* The task
Your answer should be a single number: the count of lines in the material below that hold "content".

* Task data

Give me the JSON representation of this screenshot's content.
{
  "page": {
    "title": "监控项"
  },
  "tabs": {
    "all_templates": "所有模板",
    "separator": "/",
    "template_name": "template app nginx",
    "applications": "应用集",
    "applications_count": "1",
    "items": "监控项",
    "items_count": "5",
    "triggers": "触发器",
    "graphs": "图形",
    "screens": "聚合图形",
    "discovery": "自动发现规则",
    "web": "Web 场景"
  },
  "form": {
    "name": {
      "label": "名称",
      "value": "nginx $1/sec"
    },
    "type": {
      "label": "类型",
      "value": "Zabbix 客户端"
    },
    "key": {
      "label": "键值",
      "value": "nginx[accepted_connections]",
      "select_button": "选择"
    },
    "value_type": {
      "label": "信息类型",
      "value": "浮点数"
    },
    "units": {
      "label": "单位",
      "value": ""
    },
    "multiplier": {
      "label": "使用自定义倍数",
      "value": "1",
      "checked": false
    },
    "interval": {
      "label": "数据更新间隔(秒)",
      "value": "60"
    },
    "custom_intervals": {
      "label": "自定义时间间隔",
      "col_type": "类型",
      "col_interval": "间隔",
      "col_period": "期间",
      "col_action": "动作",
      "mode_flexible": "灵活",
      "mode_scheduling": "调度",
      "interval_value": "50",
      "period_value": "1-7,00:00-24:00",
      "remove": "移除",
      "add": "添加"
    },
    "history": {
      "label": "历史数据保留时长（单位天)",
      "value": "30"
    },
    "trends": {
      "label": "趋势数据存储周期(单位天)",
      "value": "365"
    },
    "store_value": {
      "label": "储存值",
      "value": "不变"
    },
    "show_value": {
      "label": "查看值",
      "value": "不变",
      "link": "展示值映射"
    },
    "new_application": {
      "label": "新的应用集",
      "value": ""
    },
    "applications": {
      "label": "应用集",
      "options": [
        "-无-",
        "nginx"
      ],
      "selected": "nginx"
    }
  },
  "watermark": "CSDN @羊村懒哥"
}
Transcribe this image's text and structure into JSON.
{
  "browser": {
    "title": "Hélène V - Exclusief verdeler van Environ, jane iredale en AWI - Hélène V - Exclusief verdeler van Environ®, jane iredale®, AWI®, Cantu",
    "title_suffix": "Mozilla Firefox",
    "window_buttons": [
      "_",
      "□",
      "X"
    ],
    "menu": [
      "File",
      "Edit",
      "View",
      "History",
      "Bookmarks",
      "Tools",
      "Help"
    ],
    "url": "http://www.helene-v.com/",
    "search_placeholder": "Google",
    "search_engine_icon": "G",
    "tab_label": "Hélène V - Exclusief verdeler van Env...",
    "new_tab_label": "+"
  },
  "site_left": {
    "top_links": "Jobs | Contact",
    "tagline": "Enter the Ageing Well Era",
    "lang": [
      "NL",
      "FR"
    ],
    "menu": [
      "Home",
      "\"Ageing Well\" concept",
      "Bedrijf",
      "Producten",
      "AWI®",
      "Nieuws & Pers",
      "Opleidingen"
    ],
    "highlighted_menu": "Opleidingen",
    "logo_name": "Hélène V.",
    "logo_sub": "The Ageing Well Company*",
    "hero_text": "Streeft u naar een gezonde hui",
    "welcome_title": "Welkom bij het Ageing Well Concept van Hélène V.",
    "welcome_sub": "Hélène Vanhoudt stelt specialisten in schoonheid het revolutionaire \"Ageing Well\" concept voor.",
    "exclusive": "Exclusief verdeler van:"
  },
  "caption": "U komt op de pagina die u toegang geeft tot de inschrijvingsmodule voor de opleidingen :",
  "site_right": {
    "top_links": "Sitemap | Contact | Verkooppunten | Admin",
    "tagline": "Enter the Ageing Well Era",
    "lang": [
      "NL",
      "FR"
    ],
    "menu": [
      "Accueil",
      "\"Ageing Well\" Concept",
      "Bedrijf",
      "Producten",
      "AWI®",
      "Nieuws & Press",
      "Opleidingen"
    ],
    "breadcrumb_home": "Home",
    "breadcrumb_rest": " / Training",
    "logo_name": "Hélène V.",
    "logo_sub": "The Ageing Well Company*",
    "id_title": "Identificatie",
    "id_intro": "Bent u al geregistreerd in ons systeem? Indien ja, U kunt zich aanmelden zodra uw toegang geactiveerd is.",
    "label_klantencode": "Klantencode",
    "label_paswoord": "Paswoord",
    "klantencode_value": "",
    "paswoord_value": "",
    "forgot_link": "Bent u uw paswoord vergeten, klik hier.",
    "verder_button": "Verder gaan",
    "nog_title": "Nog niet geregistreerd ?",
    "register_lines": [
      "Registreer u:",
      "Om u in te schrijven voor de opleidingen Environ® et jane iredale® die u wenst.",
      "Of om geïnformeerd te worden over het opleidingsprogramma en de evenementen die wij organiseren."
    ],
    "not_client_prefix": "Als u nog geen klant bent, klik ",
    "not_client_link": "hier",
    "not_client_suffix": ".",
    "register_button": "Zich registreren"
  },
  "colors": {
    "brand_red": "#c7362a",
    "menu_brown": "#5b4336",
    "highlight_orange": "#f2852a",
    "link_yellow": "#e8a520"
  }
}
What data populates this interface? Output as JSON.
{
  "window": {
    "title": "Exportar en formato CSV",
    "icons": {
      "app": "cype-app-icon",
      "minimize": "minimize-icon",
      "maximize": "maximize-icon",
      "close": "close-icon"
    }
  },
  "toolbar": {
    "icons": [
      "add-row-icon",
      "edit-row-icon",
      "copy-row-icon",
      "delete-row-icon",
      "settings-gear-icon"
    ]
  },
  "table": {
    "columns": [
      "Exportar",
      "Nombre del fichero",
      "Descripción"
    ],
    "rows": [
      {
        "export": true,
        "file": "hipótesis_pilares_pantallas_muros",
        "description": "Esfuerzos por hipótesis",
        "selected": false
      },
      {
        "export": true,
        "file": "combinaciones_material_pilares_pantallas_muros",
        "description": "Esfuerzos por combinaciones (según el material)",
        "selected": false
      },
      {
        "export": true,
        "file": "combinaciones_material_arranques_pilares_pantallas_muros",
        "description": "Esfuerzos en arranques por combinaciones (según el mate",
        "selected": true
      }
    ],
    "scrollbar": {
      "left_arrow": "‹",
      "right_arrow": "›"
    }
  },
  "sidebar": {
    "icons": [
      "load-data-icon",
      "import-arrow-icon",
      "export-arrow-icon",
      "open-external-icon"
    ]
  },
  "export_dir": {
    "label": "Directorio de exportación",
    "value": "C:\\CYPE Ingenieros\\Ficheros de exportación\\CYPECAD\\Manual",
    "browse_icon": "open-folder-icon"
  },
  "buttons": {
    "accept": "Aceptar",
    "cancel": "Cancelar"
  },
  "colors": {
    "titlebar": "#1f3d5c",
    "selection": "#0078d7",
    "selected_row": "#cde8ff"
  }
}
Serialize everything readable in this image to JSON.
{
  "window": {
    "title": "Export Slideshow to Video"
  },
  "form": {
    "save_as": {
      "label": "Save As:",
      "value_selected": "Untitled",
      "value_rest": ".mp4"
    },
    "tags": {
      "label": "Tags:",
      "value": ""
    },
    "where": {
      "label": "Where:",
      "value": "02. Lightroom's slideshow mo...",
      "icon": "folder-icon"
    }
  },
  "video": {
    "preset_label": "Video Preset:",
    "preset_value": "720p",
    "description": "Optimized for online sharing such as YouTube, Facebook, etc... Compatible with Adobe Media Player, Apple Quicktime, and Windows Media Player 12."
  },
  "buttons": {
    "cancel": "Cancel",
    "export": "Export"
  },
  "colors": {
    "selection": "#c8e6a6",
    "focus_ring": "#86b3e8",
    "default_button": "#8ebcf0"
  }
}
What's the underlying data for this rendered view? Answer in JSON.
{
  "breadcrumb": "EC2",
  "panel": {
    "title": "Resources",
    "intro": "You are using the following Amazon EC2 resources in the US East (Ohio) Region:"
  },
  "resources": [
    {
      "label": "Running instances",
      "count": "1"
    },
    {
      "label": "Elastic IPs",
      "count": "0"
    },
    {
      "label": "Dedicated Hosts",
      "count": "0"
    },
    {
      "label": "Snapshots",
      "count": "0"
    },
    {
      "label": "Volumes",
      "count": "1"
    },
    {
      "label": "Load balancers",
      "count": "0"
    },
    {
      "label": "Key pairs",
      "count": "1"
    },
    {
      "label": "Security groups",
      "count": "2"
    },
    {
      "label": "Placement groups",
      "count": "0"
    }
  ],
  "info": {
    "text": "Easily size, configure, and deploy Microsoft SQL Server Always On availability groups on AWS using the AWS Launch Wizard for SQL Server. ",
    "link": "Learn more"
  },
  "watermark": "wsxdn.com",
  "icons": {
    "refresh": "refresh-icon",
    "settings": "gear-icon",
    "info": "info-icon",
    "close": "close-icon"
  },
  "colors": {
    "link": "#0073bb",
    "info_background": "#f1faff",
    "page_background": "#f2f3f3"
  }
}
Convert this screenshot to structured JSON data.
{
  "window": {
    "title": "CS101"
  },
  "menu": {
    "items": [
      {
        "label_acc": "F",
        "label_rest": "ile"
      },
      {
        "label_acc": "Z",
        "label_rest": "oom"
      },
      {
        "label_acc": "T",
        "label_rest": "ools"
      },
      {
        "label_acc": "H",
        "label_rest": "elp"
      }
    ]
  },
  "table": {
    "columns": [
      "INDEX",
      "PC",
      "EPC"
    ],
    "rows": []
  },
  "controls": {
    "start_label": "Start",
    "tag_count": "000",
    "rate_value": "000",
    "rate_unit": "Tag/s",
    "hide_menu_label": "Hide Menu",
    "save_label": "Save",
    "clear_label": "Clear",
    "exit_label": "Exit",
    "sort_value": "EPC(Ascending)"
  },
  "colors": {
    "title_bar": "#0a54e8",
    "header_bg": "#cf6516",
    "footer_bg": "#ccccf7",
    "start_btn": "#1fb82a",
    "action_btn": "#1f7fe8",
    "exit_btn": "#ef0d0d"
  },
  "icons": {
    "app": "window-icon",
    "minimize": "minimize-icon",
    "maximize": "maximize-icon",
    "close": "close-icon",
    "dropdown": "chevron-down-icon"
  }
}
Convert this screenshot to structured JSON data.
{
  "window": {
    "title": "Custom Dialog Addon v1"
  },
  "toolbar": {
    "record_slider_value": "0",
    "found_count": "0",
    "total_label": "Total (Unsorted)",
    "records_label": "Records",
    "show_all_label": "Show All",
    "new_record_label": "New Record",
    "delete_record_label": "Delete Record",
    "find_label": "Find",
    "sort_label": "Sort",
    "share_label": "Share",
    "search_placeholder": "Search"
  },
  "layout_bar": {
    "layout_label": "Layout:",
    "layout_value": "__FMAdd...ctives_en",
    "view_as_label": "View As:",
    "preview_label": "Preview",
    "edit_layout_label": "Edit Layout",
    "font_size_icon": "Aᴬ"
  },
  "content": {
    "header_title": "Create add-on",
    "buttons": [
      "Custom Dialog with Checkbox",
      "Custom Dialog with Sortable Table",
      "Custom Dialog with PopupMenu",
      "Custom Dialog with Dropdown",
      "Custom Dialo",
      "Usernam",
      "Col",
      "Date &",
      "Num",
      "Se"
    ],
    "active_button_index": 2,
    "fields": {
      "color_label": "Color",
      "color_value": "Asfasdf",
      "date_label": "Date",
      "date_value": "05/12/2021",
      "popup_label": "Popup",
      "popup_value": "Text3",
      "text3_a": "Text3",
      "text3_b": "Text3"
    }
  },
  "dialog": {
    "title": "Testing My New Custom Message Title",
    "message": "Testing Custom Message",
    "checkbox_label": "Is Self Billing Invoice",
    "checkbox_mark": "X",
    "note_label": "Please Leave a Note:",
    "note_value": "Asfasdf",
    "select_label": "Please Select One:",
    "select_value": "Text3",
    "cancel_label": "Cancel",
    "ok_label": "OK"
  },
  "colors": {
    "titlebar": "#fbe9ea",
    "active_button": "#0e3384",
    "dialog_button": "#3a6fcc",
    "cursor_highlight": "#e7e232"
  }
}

* Exercise response
2